| THE TASK |
Repeat the listing word for word. No pictures belong in the copy.

| Data listing |
** start **
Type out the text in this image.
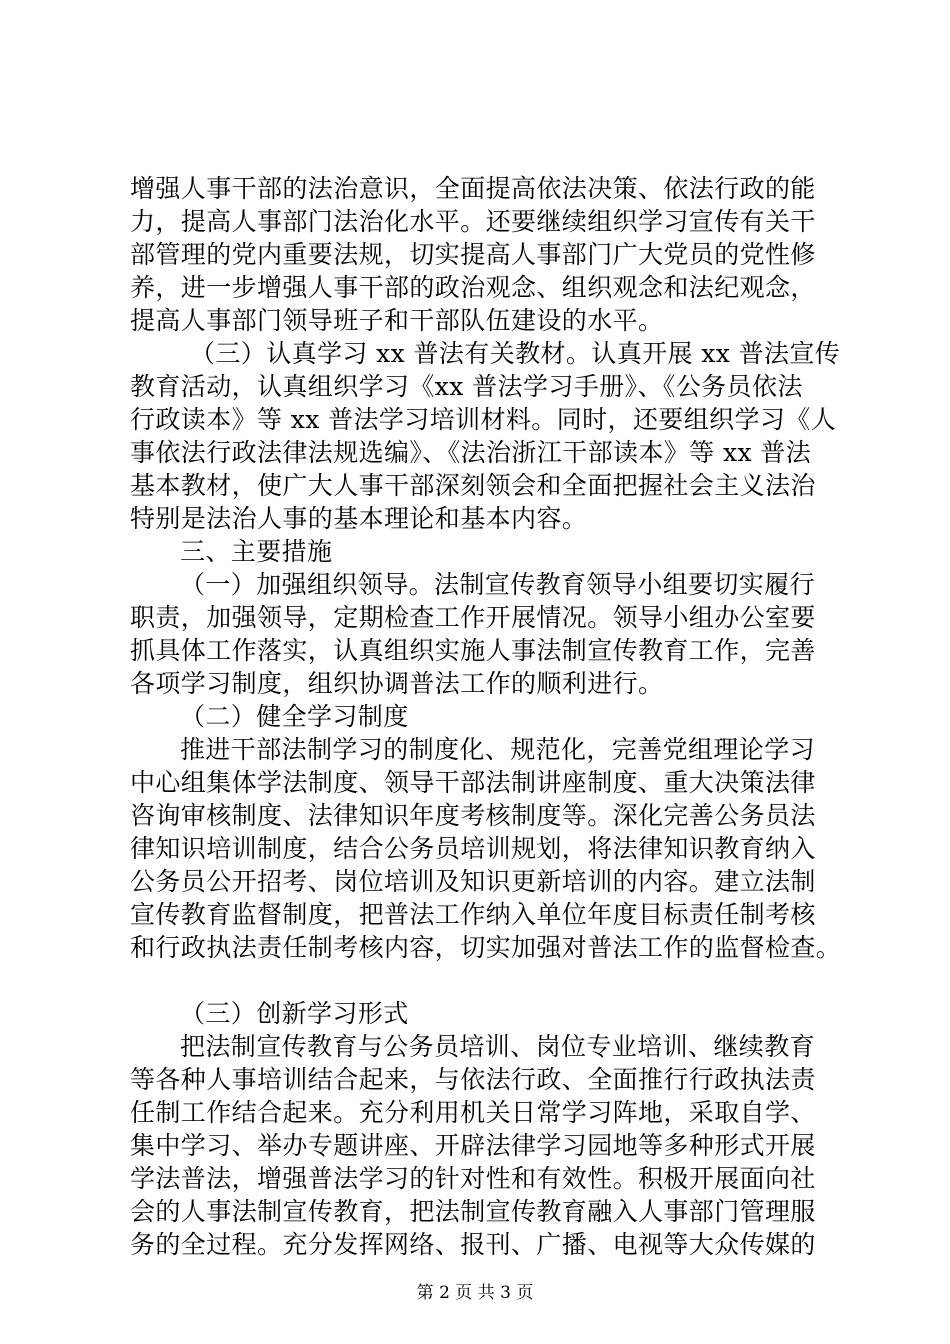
增强人事干部的法治意识，全面提高依法决策、依法行政的能
力，提高人事部门法治化水平。还要继续组织学习宣传有关干
部管理的党内重要法规，切实提高人事部门广大党员的党性修
养，进一步增强人事干部的政治观念、组织观念和法纪观念，
提高人事部门领导班子和干部队伍建设的水平。
（三）认真学习 xx 普法有关教材。认真开展 xx 普法宣传
教育活动，认真组织学习《xx 普法学习手册》、《公务员依法
行政读本》等 xx 普法学习培训材料。同时，还要组织学习《人
事依法行政法律法规选编》、《法治浙江干部读本》等 xx 普法
基本教材，使广大人事干部深刻领会和全面把握社会主义法治
特别是法治人事的基本理论和基本内容。
三、主要措施
（一）加强组织领导。法制宣传教育领导小组要切实履行
职责，加强领导，定期检查工作开展情况。领导小组办公室要
抓具体工作落实，认真组织实施人事法制宣传教育工作，完善
各项学习制度，组织协调普法工作的顺利进行。
（二）健全学习制度
推进干部法制学习的制度化、规范化，完善党组理论学习
中心组集体学法制度、领导干部法制讲座制度、重大决策法律
咨询审核制度、法律知识年度考核制度等。深化完善公务员法
律知识培训制度，结合公务员培训规划，将法律知识教育纳入
公务员公开招考、岗位培训及知识更新培训的内容。建立法制
宣传教育监督制度，把普法工作纳入单位年度目标责任制考核
和行政执法责任制考核内容，切实加强对普法工作的监督检查。
（三）创新学习形式
把法制宣传教育与公务员培训、岗位专业培训、继续教育
等各种人事培训结合起来，与依法行政、全面推行行政执法责
任制工作结合起来。充分利用机关日常学习阵地，采取自学、
集中学习、举办专题讲座、开辟法律学习园地等多种形式开展
学法普法，增强普法学习的针对性和有效性。积极开展面向社
会的人事法制宣传教育，把法制宣传教育融入人事部门管理服
务的全过程。充分发挥网络、报刊、广播、电视等大众传媒的
第 2 页 共 3 页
** end **
| ANSWER |
Type out the text in this image.
增强人事干部的法治意识，全面提高依法决策、依法行政的能
力，提高人事部门法治化水平。还要继续组织学习宣传有关干
部管理的党内重要法规，切实提高人事部门广大党员的党性修
养，进一步增强人事干部的政治观念、组织观念和法纪观念，
提高人事部门领导班子和干部队伍建设的水平。
（三）认真学习 xx 普法有关教材。认真开展 xx 普法宣传
教育活动，认真组织学习《xx 普法学习手册》、《公务员依法
行政读本》等 xx 普法学习培训材料。同时，还要组织学习《人
事依法行政法律法规选编》、《法治浙江干部读本》等 xx 普法
基本教材，使广大人事干部深刻领会和全面把握社会主义法治
特别是法治人事的基本理论和基本内容。
三、主要措施
（一）加强组织领导。法制宣传教育领导小组要切实履行
职责，加强领导，定期检查工作开展情况。领导小组办公室要
抓具体工作落实，认真组织实施人事法制宣传教育工作，完善
各项学习制度，组织协调普法工作的顺利进行。
（二）健全学习制度
推进干部法制学习的制度化、规范化，完善党组理论学习
中心组集体学法制度、领导干部法制讲座制度、重大决策法律
咨询审核制度、法律知识年度考核制度等。深化完善公务员法
律知识培训制度，结合公务员培训规划，将法律知识教育纳入
公务员公开招考、岗位培训及知识更新培训的内容。建立法制
宣传教育监督制度，把普法工作纳入单位年度目标责任制考核
和行政执法责任制考核内容，切实加强对普法工作的监督检查。
（三）创新学习形式
把法制宣传教育与公务员培训、岗位专业培训、继续教育
等各种人事培训结合起来，与依法行政、全面推行行政执法责
任制工作结合起来。充分利用机关日常学习阵地，采取自学、
集中学习、举办专题讲座、开辟法律学习园地等多种形式开展
学法普法，增强普法学习的针对性和有效性。积极开展面向社
会的人事法制宣传教育，把法制宣传教育融入人事部门管理服
务的全过程。充分发挥网络、报刊、广播、电视等大众传媒的
第 2 页 共 3 页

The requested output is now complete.